## Records shown
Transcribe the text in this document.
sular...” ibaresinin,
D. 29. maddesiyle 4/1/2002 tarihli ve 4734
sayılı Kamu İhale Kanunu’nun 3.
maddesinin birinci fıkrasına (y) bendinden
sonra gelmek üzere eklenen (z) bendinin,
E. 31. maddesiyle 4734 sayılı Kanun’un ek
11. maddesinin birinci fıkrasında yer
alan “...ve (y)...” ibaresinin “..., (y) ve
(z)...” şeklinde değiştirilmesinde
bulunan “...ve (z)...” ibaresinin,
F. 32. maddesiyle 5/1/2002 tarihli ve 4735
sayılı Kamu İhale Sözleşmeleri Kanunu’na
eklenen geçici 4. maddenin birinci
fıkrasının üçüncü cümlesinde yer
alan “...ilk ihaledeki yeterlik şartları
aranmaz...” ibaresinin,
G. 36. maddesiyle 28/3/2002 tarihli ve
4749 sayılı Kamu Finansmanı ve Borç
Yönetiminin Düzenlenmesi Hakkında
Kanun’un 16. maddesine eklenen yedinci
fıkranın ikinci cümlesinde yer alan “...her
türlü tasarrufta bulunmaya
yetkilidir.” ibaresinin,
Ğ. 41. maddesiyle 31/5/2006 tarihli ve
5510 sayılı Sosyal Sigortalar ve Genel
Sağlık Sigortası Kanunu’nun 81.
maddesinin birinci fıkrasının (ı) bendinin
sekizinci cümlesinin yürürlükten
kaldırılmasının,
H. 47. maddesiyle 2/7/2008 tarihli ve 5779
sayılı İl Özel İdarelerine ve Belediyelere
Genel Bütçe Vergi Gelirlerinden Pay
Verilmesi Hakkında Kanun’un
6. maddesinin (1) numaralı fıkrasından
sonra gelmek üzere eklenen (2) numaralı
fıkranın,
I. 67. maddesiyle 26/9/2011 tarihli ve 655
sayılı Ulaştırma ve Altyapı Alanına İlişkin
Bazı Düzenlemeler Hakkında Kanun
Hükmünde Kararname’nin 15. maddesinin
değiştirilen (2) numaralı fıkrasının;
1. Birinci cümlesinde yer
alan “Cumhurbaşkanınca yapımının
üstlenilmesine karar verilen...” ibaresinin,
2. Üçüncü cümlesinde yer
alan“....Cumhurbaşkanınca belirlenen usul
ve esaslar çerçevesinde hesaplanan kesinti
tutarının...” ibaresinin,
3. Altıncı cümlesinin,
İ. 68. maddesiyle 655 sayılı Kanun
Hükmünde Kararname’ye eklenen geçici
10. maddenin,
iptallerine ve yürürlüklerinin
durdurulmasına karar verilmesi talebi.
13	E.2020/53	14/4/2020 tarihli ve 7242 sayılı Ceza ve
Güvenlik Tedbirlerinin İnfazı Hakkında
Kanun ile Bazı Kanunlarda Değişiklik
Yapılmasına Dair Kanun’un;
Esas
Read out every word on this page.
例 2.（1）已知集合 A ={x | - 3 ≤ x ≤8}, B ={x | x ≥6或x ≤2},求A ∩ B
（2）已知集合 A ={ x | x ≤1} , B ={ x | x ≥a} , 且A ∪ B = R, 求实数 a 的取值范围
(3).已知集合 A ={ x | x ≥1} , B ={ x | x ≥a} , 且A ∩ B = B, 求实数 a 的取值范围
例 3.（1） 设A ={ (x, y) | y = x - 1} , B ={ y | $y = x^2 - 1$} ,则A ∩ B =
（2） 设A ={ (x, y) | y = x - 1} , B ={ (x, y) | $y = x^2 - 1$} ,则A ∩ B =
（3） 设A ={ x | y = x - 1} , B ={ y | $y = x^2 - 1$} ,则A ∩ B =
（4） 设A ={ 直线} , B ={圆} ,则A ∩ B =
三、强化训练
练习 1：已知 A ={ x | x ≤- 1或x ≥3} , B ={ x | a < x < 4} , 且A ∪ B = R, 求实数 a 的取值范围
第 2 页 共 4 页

## Written task
Count the lines in the records above that contain the word "cümlesinde", and give only the number.

## Full solution
4